▶ **Records**
········
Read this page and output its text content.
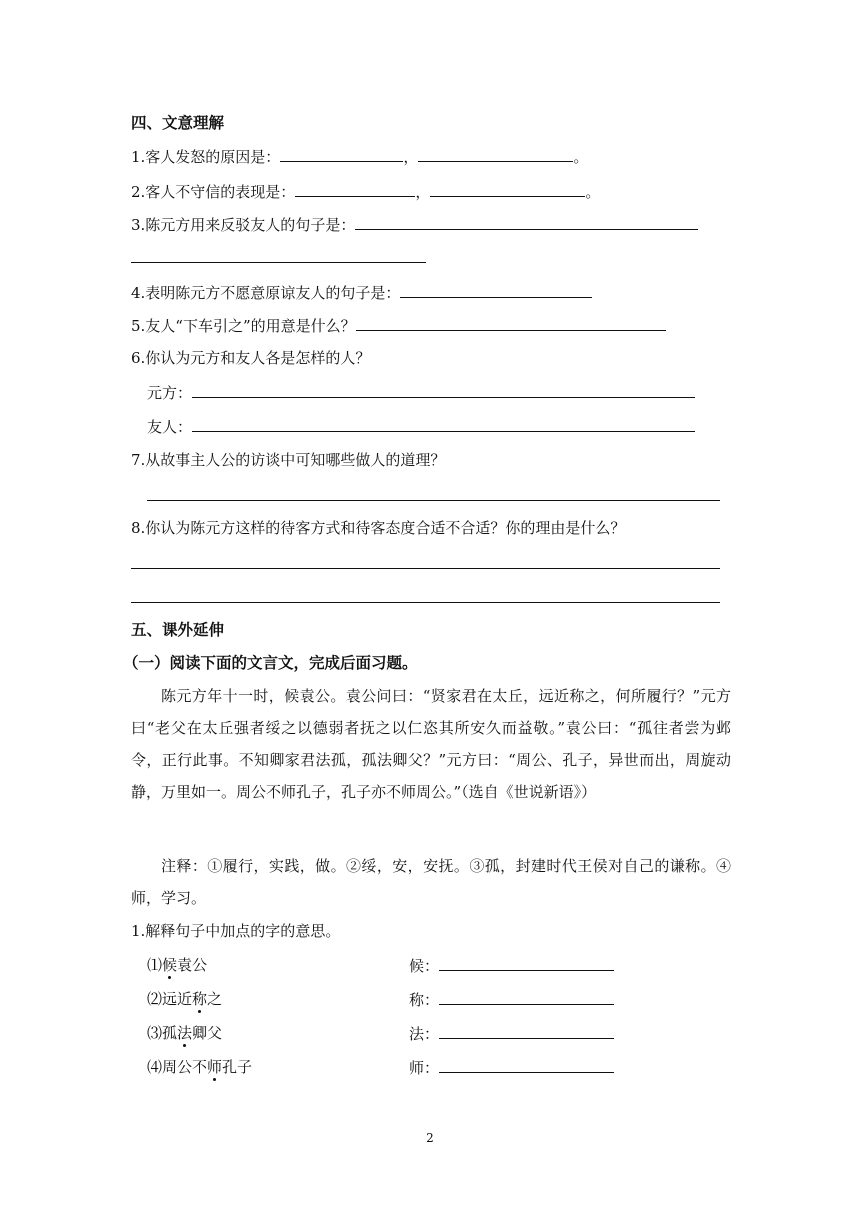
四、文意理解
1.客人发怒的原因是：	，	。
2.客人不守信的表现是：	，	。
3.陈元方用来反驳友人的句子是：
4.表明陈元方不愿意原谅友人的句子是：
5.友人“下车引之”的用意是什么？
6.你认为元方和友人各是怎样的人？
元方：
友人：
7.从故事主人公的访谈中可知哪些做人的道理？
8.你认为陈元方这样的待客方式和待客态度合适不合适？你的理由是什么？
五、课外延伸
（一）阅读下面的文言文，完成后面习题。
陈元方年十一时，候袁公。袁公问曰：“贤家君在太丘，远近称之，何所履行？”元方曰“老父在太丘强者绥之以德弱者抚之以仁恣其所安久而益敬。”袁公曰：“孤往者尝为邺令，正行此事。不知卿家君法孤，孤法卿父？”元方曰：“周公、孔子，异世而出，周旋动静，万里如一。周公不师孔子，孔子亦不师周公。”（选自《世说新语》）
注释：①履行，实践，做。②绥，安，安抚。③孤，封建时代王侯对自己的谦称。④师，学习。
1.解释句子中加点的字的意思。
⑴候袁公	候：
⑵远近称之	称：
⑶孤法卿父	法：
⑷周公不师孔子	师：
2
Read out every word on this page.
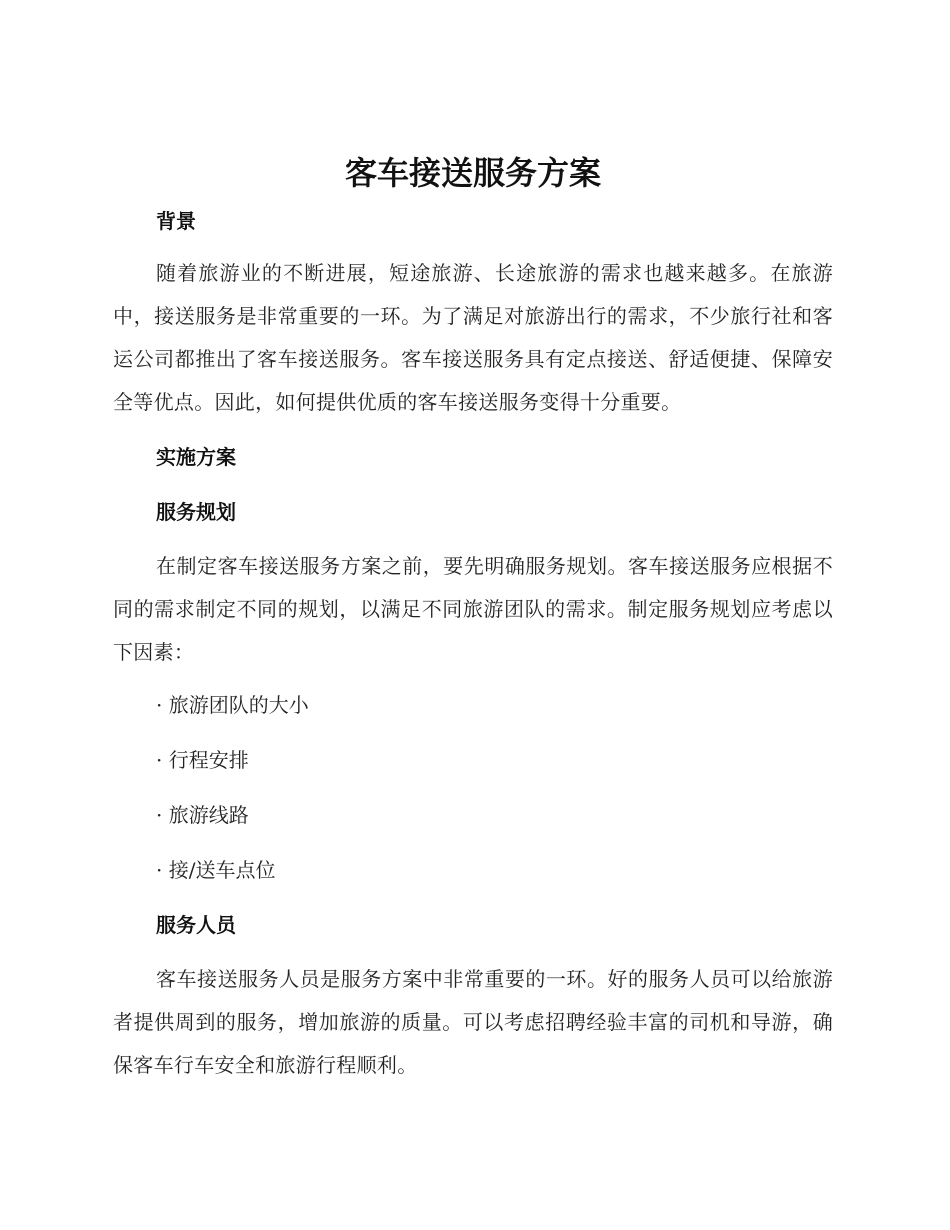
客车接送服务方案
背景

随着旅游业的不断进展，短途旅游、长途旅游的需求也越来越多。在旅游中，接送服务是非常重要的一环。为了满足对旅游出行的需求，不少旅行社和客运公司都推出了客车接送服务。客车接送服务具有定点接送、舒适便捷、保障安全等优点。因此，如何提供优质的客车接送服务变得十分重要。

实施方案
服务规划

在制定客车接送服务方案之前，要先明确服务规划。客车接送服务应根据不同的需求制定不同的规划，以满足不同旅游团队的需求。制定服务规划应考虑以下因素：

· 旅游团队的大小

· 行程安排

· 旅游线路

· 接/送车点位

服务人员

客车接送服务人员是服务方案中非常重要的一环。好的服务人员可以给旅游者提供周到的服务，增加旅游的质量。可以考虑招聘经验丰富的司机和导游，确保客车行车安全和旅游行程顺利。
········
▶ **Given problem**
Ignore the images and quote every line of the listing exactly.

▶ **Solution**
Read this page and output its text content.
四、文意理解
1.客人发怒的原因是：	，	。
2.客人不守信的表现是：	，	。
3.陈元方用来反驳友人的句子是：
4.表明陈元方不愿意原谅友人的句子是：
5.友人“下车引之”的用意是什么？
6.你认为元方和友人各是怎样的人？
元方：
友人：
7.从故事主人公的访谈中可知哪些做人的道理？
8.你认为陈元方这样的待客方式和待客态度合适不合适？你的理由是什么？
五、课外延伸
（一）阅读下面的文言文，完成后面习题。
陈元方年十一时，候袁公。袁公问曰：“贤家君在太丘，远近称之，何所履行？”元方曰“老父在太丘强者绥之以德弱者抚之以仁恣其所安久而益敬。”袁公曰：“孤往者尝为邺令，正行此事。不知卿家君法孤，孤法卿父？”元方曰：“周公、孔子，异世而出，周旋动静，万里如一。周公不师孔子，孔子亦不师周公。”（选自《世说新语》）
注释：①履行，实践，做。②绥，安，安抚。③孤，封建时代王侯对自己的谦称。④师，学习。
1.解释句子中加点的字的意思。
⑴候袁公	候：
⑵远近称之	称：
⑶孤法卿父	法：
⑷周公不师孔子	师：
2
Read out every word on this page.
客车接送服务方案
背景

随着旅游业的不断进展，短途旅游、长途旅游的需求也越来越多。在旅游中，接送服务是非常重要的一环。为了满足对旅游出行的需求，不少旅行社和客运公司都推出了客车接送服务。客车接送服务具有定点接送、舒适便捷、保障安全等优点。因此，如何提供优质的客车接送服务变得十分重要。

实施方案
服务规划

在制定客车接送服务方案之前，要先明确服务规划。客车接送服务应根据不同的需求制定不同的规划，以满足不同旅游团队的需求。制定服务规划应考虑以下因素：

· 旅游团队的大小

· 行程安排

· 旅游线路

· 接/送车点位

服务人员

客车接送服务人员是服务方案中非常重要的一环。好的服务人员可以给旅游者提供周到的服务，增加旅游的质量。可以考虑招聘经验丰富的司机和导游，确保客车行车安全和旅游行程顺利。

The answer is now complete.